- [Directions for this task]: Go line by line through the records below. Copy whichever lines contain the string "ENTER".

==========

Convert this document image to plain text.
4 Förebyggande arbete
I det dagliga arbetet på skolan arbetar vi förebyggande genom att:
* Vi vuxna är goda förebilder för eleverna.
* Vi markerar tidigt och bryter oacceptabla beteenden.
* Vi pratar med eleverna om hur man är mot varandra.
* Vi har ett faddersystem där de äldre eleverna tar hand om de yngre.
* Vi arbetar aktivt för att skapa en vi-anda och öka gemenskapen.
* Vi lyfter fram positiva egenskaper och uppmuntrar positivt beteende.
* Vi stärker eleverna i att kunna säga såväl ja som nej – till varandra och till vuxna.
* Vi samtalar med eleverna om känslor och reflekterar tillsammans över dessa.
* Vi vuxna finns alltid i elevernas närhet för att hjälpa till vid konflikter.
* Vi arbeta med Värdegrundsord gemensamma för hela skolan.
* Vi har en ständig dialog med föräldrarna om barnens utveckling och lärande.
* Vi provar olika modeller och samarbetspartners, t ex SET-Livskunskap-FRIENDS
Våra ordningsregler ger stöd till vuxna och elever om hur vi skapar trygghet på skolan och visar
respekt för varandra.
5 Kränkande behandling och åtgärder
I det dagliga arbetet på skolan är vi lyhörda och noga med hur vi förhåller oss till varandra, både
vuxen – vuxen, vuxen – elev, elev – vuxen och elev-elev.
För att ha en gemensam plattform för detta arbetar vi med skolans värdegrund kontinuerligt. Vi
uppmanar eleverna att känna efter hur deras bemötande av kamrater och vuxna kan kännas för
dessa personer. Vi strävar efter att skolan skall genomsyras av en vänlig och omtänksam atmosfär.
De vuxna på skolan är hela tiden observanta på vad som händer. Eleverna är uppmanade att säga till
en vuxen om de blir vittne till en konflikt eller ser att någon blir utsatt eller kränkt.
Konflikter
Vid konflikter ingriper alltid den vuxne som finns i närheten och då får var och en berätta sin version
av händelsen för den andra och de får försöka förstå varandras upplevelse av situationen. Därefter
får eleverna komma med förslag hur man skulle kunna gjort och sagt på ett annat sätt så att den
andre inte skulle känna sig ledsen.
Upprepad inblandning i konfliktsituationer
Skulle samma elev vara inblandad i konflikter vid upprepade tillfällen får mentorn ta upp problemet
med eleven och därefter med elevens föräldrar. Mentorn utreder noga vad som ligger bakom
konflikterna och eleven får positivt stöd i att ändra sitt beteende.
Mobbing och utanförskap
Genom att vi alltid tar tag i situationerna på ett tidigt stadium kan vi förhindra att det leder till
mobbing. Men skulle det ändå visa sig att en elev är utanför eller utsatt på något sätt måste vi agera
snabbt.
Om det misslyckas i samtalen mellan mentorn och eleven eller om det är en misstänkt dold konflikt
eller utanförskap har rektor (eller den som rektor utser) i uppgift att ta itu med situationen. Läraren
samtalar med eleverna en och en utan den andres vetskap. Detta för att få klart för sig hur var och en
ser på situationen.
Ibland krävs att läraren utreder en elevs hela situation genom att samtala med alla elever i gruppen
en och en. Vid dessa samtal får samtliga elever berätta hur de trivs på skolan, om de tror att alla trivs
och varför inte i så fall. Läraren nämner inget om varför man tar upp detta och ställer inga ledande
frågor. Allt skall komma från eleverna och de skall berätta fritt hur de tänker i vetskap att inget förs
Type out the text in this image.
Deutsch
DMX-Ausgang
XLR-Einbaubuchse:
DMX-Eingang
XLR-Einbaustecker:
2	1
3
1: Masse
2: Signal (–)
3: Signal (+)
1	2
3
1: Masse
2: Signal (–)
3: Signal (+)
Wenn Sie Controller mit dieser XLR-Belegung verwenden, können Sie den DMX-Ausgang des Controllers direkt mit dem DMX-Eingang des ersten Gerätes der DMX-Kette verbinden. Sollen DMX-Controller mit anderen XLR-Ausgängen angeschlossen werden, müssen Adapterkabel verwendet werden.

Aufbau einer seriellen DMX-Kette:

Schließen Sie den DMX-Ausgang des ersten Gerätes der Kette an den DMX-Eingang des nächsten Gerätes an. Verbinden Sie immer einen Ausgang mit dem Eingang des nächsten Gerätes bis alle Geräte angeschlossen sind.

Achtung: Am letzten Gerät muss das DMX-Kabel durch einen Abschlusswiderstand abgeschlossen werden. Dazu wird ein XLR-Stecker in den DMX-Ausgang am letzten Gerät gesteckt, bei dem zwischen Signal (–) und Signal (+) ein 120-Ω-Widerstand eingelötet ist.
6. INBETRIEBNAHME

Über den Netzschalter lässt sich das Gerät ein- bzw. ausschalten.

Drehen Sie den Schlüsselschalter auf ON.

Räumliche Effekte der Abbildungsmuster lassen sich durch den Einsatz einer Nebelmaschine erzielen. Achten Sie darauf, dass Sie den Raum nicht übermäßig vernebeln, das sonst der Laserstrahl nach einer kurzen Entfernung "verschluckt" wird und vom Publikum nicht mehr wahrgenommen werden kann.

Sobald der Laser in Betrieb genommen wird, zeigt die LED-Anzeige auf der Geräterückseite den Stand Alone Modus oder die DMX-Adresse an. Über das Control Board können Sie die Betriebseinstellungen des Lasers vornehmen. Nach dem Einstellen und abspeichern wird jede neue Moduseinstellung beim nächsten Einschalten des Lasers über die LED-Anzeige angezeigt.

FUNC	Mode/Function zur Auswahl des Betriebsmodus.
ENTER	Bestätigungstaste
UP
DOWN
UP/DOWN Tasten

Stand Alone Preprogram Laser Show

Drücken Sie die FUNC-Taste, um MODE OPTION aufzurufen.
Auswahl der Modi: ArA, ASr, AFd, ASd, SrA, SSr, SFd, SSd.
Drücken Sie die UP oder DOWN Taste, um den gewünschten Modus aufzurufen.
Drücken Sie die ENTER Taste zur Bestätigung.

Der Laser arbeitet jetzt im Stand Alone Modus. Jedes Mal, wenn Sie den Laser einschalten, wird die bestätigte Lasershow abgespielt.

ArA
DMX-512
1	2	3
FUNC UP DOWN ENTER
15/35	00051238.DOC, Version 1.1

==========

- [The completed task]:
ENTER	Bestätigungstaste
Drücken Sie die ENTER Taste zur Bestätigung.
FUNC UP DOWN ENTER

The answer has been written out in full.